Find every line below that contains the word "STRONGLY" and copy it out.

[Stored records]
-=-=-=-=-

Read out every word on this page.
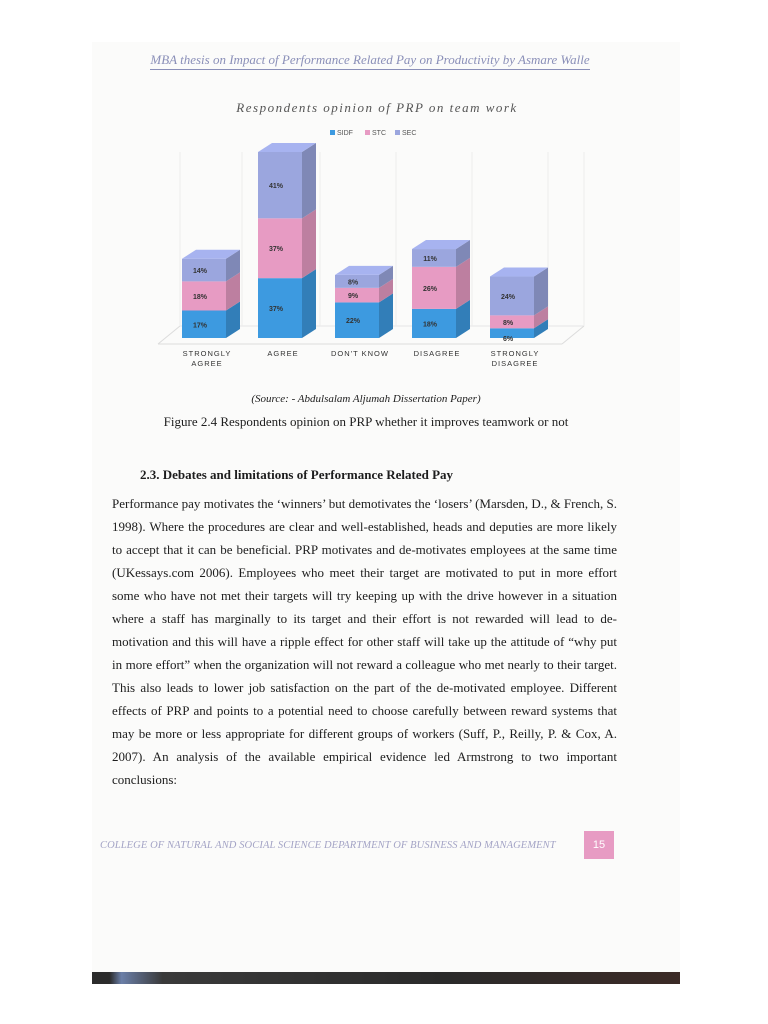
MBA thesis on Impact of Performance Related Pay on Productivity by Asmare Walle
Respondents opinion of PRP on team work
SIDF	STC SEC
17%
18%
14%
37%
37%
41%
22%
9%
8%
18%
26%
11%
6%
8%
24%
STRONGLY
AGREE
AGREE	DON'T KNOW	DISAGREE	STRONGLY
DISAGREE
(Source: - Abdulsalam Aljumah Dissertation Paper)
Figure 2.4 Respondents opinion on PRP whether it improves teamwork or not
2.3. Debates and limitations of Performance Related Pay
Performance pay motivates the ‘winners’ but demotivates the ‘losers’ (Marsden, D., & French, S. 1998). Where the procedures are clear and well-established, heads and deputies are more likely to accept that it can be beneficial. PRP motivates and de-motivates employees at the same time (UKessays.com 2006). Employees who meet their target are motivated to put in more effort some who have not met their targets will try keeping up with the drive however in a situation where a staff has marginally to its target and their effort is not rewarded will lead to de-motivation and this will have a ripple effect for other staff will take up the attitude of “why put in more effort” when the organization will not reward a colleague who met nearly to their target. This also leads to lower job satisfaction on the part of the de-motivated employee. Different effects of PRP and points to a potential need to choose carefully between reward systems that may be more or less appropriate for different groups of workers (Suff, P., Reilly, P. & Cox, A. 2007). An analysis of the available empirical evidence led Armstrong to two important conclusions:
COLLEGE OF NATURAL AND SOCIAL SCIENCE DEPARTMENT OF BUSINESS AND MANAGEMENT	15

-=-=-=-=-

Exercise output:
STRONGLY
AGREE	DON'T KNOW	DISAGREE	STRONGLY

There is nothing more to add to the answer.